Read through the entries below and return each line with the word "type".

BEGIN Supplied data

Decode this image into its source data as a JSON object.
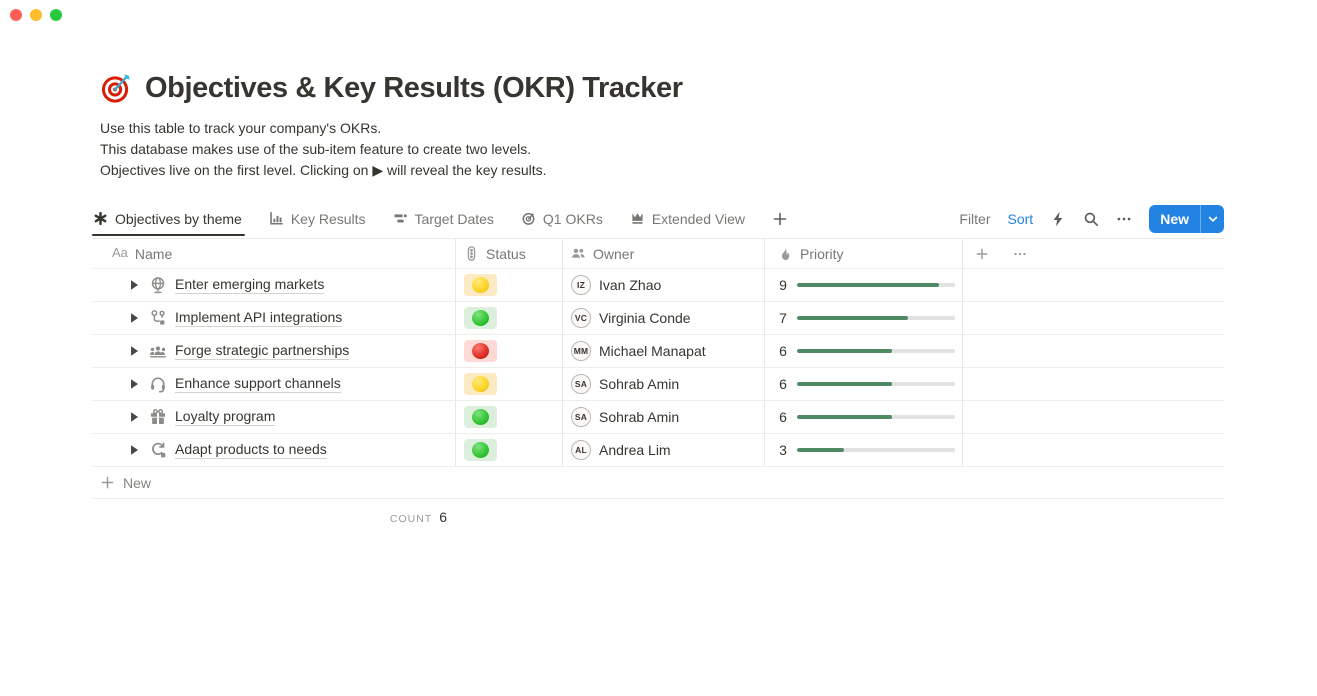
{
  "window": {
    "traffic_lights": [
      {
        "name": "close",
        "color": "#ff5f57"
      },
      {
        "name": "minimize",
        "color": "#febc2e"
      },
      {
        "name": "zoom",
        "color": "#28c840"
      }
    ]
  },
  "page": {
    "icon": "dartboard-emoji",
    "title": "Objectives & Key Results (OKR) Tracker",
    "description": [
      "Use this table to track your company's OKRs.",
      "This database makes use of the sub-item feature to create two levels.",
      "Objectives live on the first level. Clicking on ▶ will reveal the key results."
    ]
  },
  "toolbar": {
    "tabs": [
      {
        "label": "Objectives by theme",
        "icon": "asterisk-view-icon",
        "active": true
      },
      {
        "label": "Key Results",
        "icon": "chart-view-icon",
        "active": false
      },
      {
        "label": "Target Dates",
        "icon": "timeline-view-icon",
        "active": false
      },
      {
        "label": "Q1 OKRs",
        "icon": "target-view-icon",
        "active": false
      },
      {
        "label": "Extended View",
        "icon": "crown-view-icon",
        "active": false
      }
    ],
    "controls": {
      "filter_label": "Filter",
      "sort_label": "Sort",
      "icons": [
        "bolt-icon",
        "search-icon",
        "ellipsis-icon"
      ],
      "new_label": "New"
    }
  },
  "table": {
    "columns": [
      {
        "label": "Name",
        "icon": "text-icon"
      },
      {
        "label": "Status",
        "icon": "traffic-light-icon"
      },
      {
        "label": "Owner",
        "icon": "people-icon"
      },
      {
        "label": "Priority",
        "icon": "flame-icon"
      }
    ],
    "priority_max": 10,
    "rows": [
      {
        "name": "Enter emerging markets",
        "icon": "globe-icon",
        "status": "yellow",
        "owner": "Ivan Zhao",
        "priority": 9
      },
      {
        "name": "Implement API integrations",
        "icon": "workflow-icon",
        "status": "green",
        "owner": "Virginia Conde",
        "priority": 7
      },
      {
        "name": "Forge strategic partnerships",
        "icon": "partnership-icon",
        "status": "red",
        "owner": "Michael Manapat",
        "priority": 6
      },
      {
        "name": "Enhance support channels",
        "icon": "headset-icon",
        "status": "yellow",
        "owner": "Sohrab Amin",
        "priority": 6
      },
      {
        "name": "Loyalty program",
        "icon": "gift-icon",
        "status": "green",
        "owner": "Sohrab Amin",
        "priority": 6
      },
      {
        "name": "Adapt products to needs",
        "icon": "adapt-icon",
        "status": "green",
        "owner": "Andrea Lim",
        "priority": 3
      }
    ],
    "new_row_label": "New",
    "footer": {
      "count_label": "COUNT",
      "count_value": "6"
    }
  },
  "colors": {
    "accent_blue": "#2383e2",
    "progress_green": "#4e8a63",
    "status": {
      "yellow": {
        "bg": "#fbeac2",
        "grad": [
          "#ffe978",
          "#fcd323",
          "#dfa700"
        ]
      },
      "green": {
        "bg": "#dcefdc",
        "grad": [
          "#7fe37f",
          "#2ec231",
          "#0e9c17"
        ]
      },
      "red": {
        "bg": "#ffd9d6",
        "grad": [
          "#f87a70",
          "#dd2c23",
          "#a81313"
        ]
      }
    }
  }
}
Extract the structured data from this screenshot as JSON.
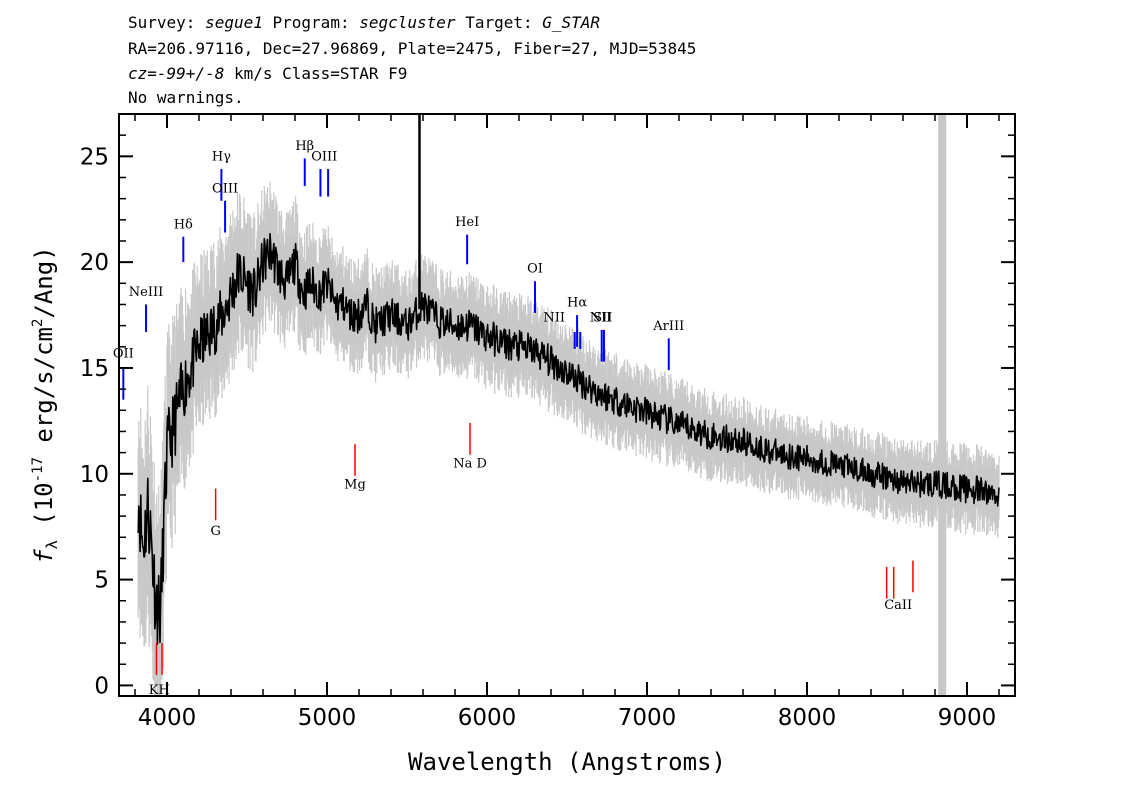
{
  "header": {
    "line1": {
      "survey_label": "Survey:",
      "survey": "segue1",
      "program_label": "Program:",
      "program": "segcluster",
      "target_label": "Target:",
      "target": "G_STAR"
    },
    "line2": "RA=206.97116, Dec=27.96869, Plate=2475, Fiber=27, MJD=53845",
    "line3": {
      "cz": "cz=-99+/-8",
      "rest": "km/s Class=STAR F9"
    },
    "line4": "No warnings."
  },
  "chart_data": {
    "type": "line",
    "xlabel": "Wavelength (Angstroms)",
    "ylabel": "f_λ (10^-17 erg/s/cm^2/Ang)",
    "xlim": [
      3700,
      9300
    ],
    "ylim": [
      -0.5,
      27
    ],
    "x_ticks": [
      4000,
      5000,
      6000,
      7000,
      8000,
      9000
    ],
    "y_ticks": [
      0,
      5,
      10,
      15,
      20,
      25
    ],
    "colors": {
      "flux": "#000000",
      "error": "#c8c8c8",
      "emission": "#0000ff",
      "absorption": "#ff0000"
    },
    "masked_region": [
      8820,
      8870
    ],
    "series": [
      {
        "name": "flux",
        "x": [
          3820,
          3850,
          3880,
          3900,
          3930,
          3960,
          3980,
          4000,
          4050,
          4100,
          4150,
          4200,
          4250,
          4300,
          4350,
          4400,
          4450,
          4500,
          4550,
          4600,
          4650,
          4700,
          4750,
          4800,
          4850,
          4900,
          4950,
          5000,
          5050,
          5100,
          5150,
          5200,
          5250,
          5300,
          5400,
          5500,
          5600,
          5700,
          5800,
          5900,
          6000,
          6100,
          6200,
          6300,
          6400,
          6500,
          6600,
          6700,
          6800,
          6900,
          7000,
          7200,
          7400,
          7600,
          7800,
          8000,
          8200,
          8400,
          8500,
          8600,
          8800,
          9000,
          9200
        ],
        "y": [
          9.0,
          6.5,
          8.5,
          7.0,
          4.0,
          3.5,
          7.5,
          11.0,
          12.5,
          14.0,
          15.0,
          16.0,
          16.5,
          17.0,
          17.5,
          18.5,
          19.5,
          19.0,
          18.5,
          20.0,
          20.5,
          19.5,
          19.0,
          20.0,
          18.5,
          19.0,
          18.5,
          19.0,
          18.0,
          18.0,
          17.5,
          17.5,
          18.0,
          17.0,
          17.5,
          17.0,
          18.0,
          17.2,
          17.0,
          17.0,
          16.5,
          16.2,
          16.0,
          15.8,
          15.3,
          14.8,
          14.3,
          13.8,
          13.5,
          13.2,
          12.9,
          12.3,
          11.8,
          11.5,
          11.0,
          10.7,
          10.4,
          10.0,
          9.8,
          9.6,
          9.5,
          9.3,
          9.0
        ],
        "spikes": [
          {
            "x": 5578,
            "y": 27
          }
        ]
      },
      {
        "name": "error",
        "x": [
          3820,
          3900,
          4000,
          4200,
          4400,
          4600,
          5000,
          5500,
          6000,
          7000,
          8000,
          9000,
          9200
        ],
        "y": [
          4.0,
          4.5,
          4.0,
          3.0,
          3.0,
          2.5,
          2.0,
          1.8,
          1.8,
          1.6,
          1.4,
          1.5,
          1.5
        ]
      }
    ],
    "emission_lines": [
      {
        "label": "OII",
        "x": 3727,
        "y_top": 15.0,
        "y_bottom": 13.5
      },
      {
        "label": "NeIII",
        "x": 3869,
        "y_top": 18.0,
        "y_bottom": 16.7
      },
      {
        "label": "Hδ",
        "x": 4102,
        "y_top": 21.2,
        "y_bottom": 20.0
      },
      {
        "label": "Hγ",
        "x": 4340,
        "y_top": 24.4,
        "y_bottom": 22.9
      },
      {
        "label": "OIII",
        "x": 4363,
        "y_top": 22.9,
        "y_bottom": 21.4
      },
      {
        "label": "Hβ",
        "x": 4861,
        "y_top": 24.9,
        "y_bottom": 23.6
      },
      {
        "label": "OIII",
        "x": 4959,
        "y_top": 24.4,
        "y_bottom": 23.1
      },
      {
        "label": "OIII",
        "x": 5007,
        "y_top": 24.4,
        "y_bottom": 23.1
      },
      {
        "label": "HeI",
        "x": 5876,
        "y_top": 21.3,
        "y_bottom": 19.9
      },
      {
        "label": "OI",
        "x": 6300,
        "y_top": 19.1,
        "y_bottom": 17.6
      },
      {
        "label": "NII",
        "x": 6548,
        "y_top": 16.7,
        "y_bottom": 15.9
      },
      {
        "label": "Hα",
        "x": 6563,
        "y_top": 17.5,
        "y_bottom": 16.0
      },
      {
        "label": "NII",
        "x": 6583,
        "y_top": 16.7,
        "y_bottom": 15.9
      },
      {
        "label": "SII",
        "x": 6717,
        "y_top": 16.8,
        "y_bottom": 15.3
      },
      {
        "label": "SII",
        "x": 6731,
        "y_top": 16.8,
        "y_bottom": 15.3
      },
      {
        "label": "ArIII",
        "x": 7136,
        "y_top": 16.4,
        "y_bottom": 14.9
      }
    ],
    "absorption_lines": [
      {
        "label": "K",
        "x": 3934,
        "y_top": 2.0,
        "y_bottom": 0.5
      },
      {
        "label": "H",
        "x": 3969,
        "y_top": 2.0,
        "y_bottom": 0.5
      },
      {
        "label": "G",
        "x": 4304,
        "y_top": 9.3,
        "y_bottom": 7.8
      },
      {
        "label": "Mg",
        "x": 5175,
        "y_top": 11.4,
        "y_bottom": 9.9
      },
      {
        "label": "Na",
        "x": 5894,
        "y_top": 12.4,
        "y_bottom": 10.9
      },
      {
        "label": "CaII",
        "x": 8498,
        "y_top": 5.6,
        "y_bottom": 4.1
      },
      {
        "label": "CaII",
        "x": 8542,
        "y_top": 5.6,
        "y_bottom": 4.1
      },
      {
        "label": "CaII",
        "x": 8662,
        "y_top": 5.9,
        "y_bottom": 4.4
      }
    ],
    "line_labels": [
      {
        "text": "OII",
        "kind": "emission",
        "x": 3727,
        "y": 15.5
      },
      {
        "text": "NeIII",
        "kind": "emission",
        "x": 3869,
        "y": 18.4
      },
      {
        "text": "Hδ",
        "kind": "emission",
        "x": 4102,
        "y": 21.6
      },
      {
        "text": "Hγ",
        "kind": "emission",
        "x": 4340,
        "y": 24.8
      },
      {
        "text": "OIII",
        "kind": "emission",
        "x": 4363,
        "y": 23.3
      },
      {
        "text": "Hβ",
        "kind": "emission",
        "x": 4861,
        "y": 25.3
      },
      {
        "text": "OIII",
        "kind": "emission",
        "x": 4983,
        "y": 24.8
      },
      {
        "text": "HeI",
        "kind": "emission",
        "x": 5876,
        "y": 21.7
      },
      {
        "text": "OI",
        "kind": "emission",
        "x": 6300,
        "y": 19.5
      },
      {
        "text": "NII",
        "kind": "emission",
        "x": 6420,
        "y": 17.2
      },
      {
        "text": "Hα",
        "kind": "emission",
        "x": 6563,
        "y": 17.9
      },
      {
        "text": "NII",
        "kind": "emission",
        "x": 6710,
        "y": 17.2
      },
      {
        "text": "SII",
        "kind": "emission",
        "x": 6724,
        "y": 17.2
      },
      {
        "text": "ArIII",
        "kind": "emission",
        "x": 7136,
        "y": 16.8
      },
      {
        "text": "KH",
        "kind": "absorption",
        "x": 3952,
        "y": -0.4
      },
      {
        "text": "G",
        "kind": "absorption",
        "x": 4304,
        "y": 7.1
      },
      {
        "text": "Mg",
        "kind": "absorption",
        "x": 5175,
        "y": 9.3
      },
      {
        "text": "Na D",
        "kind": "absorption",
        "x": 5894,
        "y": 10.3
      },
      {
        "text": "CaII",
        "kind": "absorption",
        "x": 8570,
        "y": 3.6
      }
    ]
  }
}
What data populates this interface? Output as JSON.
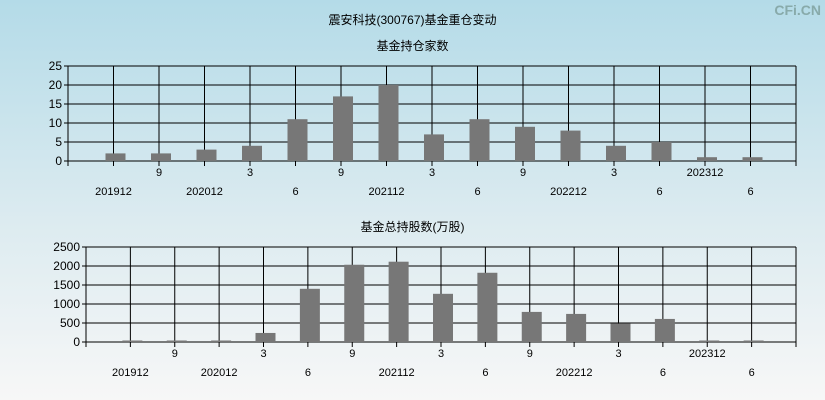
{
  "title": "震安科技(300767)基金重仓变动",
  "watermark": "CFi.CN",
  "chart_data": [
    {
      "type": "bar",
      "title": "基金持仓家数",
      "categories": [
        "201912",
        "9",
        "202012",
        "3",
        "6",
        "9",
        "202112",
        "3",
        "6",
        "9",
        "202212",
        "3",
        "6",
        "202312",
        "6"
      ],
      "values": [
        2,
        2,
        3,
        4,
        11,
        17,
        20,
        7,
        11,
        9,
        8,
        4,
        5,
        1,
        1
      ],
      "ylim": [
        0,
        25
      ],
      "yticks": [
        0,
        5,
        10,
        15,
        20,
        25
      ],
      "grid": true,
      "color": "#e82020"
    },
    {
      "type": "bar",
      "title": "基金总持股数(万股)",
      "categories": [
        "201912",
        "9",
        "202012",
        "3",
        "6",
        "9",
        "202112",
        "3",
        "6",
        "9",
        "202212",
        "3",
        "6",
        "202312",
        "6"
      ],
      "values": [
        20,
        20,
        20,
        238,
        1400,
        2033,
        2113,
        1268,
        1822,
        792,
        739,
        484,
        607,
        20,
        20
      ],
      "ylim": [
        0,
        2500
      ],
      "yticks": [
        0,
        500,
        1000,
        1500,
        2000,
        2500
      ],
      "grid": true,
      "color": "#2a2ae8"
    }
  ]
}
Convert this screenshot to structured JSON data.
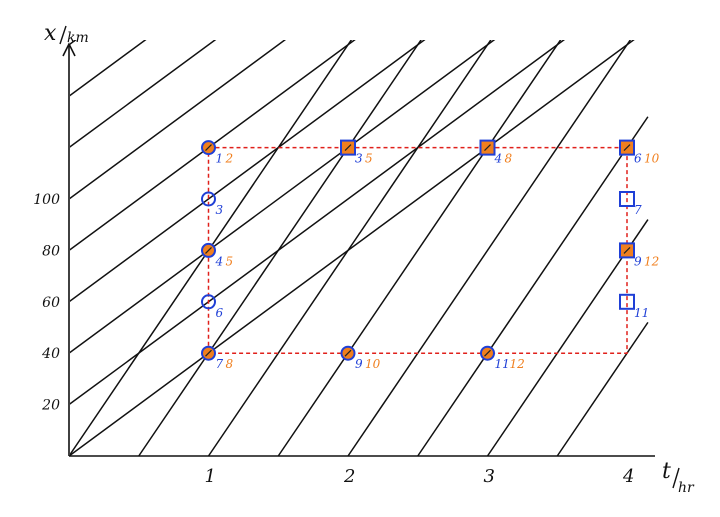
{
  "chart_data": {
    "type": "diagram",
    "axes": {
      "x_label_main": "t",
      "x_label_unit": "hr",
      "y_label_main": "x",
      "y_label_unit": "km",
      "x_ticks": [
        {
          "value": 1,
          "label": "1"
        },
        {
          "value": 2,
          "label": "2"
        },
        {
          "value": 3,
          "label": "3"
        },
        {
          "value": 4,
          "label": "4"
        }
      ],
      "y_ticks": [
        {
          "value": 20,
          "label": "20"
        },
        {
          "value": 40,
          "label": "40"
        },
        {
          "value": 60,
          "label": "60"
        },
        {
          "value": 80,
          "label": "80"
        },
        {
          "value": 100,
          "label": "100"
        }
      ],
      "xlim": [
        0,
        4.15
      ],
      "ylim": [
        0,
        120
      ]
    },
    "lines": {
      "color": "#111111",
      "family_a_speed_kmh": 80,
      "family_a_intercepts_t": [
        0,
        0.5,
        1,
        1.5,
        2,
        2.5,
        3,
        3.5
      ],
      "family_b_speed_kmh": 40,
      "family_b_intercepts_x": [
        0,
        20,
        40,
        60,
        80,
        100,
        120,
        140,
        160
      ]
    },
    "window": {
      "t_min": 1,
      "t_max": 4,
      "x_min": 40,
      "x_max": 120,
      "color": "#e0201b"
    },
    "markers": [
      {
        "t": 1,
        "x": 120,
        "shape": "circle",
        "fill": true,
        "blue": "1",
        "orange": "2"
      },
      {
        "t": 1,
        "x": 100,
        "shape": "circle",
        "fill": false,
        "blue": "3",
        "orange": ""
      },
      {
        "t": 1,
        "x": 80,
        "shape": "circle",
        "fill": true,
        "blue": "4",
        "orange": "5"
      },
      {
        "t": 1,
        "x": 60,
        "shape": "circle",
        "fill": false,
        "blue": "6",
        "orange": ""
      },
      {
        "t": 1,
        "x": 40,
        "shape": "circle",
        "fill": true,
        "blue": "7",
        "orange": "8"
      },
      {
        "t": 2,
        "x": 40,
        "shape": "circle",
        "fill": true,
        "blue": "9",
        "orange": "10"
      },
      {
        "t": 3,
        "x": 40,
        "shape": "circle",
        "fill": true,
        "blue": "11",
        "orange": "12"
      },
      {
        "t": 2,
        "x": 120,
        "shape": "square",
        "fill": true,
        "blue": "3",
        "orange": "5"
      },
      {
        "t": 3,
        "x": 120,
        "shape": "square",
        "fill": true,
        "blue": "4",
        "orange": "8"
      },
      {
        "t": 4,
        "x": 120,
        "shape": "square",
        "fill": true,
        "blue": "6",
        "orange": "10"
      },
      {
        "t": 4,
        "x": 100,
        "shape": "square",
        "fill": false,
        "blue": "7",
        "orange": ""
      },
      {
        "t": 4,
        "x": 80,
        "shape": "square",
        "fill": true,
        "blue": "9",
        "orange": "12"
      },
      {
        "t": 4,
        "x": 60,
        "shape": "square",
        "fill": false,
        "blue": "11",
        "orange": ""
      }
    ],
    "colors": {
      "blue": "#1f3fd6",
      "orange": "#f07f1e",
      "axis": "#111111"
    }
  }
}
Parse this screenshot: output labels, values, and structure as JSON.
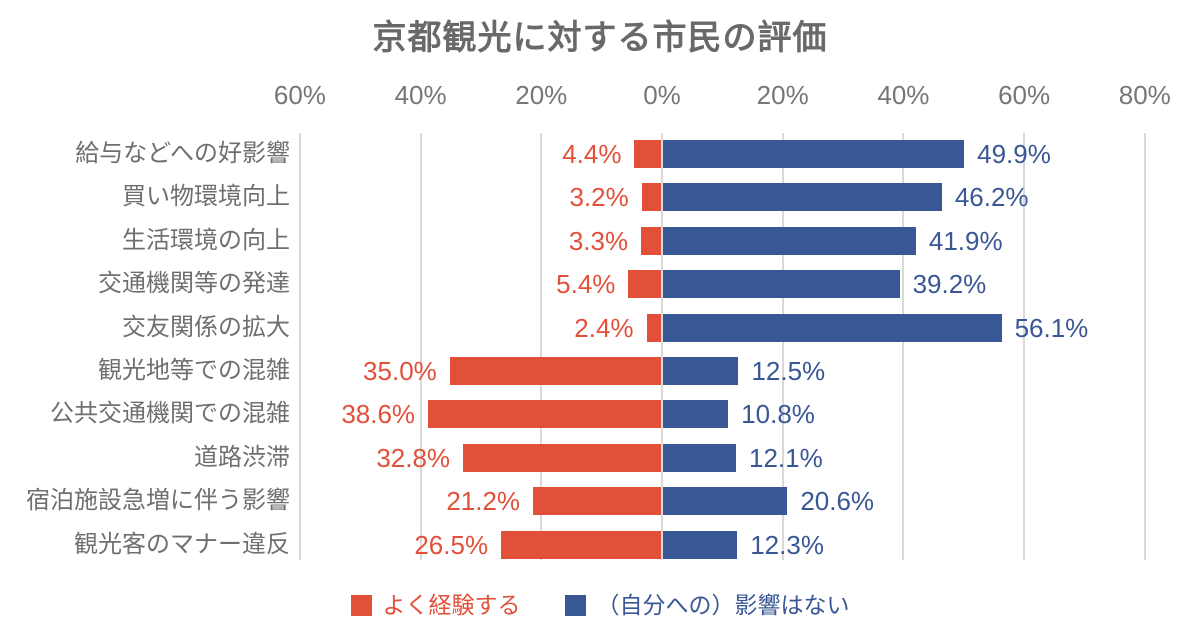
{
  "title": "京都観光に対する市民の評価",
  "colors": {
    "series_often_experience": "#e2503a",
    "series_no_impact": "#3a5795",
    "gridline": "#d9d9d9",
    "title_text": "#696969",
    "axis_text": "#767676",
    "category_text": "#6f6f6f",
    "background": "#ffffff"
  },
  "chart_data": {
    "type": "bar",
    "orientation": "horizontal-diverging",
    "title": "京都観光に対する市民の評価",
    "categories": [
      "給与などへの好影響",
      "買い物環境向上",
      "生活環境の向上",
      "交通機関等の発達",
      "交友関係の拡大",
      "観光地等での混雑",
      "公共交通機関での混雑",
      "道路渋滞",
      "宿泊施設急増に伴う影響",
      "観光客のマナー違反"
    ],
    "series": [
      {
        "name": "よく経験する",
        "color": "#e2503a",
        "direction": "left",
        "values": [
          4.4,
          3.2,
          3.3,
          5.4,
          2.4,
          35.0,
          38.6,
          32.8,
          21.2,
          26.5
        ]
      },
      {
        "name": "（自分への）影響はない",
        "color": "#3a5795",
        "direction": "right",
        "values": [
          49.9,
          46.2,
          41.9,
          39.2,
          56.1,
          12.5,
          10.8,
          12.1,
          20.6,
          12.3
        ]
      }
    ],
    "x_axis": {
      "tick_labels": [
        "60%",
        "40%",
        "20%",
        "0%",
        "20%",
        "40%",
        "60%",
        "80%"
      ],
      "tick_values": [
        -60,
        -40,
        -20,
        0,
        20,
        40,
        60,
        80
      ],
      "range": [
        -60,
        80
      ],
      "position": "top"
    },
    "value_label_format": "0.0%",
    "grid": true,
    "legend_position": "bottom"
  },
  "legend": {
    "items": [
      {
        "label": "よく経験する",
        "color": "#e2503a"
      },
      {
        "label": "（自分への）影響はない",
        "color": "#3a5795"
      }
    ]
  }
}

END Supplied data

▶ **Exercise response**:
    "type": "line",
      "type": "bar",
      "type": "bar",
    "type": "diagram",
    "type": "bar",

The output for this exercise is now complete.